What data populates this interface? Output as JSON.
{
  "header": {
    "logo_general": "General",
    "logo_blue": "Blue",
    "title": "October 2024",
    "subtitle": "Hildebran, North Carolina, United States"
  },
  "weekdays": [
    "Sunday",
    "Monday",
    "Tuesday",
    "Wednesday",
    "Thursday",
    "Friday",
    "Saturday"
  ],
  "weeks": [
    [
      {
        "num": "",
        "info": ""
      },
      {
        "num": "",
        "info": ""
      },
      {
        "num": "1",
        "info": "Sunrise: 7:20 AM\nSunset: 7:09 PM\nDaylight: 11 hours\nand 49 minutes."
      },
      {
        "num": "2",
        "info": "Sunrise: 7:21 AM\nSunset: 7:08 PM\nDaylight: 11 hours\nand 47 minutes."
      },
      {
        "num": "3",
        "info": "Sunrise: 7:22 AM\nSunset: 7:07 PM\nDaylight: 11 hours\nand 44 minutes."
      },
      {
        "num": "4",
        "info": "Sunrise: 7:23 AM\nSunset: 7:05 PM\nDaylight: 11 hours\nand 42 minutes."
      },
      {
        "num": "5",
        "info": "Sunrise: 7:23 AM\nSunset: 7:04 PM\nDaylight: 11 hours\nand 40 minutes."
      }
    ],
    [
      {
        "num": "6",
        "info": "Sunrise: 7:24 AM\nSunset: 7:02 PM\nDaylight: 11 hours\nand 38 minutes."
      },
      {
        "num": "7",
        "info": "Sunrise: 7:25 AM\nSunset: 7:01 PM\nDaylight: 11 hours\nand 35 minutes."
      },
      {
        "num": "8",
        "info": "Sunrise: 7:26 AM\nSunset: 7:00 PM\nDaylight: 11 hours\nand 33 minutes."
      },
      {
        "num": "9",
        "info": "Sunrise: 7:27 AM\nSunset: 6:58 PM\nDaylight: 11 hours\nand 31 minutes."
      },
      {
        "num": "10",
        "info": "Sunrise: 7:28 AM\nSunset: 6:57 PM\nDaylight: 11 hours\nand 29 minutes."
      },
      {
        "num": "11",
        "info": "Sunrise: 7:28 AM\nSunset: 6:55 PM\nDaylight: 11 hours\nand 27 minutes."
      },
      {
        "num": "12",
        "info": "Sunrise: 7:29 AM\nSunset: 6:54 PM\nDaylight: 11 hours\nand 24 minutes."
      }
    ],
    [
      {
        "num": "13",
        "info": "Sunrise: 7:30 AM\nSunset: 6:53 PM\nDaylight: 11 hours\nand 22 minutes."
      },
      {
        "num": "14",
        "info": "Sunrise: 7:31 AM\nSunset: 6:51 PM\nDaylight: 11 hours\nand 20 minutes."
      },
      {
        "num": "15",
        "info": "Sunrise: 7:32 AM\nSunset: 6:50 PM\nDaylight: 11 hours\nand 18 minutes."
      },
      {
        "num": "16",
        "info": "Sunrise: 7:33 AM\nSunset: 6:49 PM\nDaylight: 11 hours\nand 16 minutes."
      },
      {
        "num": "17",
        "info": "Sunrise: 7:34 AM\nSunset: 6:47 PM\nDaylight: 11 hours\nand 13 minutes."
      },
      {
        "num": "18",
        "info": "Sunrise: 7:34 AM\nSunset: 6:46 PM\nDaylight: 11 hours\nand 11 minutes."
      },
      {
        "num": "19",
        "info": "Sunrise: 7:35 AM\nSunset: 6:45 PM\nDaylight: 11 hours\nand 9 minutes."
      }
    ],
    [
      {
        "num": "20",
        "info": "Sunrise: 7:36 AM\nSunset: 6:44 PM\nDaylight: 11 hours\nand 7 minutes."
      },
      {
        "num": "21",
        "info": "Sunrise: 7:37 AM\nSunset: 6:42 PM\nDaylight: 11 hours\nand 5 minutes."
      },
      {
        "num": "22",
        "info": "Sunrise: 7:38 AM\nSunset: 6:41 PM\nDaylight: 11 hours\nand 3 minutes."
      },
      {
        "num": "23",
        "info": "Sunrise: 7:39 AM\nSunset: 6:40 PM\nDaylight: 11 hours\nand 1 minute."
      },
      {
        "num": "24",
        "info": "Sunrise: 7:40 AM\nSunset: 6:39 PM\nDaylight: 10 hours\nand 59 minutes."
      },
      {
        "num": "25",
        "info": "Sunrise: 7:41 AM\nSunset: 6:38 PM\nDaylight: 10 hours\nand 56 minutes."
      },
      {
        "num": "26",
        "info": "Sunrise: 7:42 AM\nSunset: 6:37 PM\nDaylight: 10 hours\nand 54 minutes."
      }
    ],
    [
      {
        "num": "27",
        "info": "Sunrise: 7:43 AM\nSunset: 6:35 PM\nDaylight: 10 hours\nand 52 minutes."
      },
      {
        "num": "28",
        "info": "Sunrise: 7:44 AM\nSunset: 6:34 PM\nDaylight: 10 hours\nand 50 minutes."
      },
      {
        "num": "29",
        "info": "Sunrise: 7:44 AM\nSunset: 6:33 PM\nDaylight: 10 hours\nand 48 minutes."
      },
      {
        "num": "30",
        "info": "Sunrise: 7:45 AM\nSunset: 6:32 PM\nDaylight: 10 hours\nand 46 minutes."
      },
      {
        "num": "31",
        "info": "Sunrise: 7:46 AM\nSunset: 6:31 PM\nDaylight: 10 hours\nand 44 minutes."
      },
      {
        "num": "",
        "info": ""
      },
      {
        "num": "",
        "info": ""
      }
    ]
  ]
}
......
### Task directions:
Copy out all the entries shown above, character for character.

### Written answer:
What data populates this interface? Output as JSON.
{
  "header": {
    "logo_general": "General",
    "logo_blue": "Blue",
    "title": "October 2024",
    "subtitle": "Hildebran, North Carolina, United States"
  },
  "weekdays": [
    "Sunday",
    "Monday",
    "Tuesday",
    "Wednesday",
    "Thursday",
    "Friday",
    "Saturday"
  ],
  "weeks": [
    [
      {
        "num": "",
        "info": ""
      },
      {
        "num": "",
        "info": ""
      },
      {
        "num": "1",
        "info": "Sunrise: 7:20 AM\nSunset: 7:09 PM\nDaylight: 11 hours\nand 49 minutes."
      },
      {
        "num": "2",
        "info": "Sunrise: 7:21 AM\nSunset: 7:08 PM\nDaylight: 11 hours\nand 47 minutes."
      },
      {
        "num": "3",
        "info": "Sunrise: 7:22 AM\nSunset: 7:07 PM\nDaylight: 11 hours\nand 44 minutes."
      },
      {
        "num": "4",
        "info": "Sunrise: 7:23 AM\nSunset: 7:05 PM\nDaylight: 11 hours\nand 42 minutes."
      },
      {
        "num": "5",
        "info": "Sunrise: 7:23 AM\nSunset: 7:04 PM\nDaylight: 11 hours\nand 40 minutes."
      }
    ],
    [
      {
        "num": "6",
        "info": "Sunrise: 7:24 AM\nSunset: 7:02 PM\nDaylight: 11 hours\nand 38 minutes."
      },
      {
        "num": "7",
        "info": "Sunrise: 7:25 AM\nSunset: 7:01 PM\nDaylight: 11 hours\nand 35 minutes."
      },
      {
        "num": "8",
        "info": "Sunrise: 7:26 AM\nSunset: 7:00 PM\nDaylight: 11 hours\nand 33 minutes."
      },
      {
        "num": "9",
        "info": "Sunrise: 7:27 AM\nSunset: 6:58 PM\nDaylight: 11 hours\nand 31 minutes."
      },
      {
        "num": "10",
        "info": "Sunrise: 7:28 AM\nSunset: 6:57 PM\nDaylight: 11 hours\nand 29 minutes."
      },
      {
        "num": "11",
        "info": "Sunrise: 7:28 AM\nSunset: 6:55 PM\nDaylight: 11 hours\nand 27 minutes."
      },
      {
        "num": "12",
        "info": "Sunrise: 7:29 AM\nSunset: 6:54 PM\nDaylight: 11 hours\nand 24 minutes."
      }
    ],
    [
      {
        "num": "13",
        "info": "Sunrise: 7:30 AM\nSunset: 6:53 PM\nDaylight: 11 hours\nand 22 minutes."
      },
      {
        "num": "14",
        "info": "Sunrise: 7:31 AM\nSunset: 6:51 PM\nDaylight: 11 hours\nand 20 minutes."
      },
      {
        "num": "15",
        "info": "Sunrise: 7:32 AM\nSunset: 6:50 PM\nDaylight: 11 hours\nand 18 minutes."
      },
      {
        "num": "16",
        "info": "Sunrise: 7:33 AM\nSunset: 6:49 PM\nDaylight: 11 hours\nand 16 minutes."
      },
      {
        "num": "17",
        "info": "Sunrise: 7:34 AM\nSunset: 6:47 PM\nDaylight: 11 hours\nand 13 minutes."
      },
      {
        "num": "18",
        "info": "Sunrise: 7:34 AM\nSunset: 6:46 PM\nDaylight: 11 hours\nand 11 minutes."
      },
      {
        "num": "19",
        "info": "Sunrise: 7:35 AM\nSunset: 6:45 PM\nDaylight: 11 hours\nand 9 minutes."
      }
    ],
    [
      {
        "num": "20",
        "info": "Sunrise: 7:36 AM\nSunset: 6:44 PM\nDaylight: 11 hours\nand 7 minutes."
      },
      {
        "num": "21",
        "info": "Sunrise: 7:37 AM\nSunset: 6:42 PM\nDaylight: 11 hours\nand 5 minutes."
      },
      {
        "num": "22",
        "info": "Sunrise: 7:38 AM\nSunset: 6:41 PM\nDaylight: 11 hours\nand 3 minutes."
      },
      {
        "num": "23",
        "info": "Sunrise: 7:39 AM\nSunset: 6:40 PM\nDaylight: 11 hours\nand 1 minute."
      },
      {
        "num": "24",
        "info": "Sunrise: 7:40 AM\nSunset: 6:39 PM\nDaylight: 10 hours\nand 59 minutes."
      },
      {
        "num": "25",
        "info": "Sunrise: 7:41 AM\nSunset: 6:38 PM\nDaylight: 10 hours\nand 56 minutes."
      },
      {
        "num": "26",
        "info": "Sunrise: 7:42 AM\nSunset: 6:37 PM\nDaylight: 10 hours\nand 54 minutes."
      }
    ],
    [
      {
        "num": "27",
        "info": "Sunrise: 7:43 AM\nSunset: 6:35 PM\nDaylight: 10 hours\nand 52 minutes."
      },
      {
        "num": "28",
        "info": "Sunrise: 7:44 AM\nSunset: 6:34 PM\nDaylight: 10 hours\nand 50 minutes."
      },
      {
        "num": "29",
        "info": "Sunrise: 7:44 AM\nSunset: 6:33 PM\nDaylight: 10 hours\nand 48 minutes."
      },
      {
        "num": "30",
        "info": "Sunrise: 7:45 AM\nSunset: 6:32 PM\nDaylight: 10 hours\nand 46 minutes."
      },
      {
        "num": "31",
        "info": "Sunrise: 7:46 AM\nSunset: 6:31 PM\nDaylight: 10 hours\nand 44 minutes."
      },
      {
        "num": "",
        "info": ""
      },
      {
        "num": "",
        "info": ""
      }
    ]
  ]
}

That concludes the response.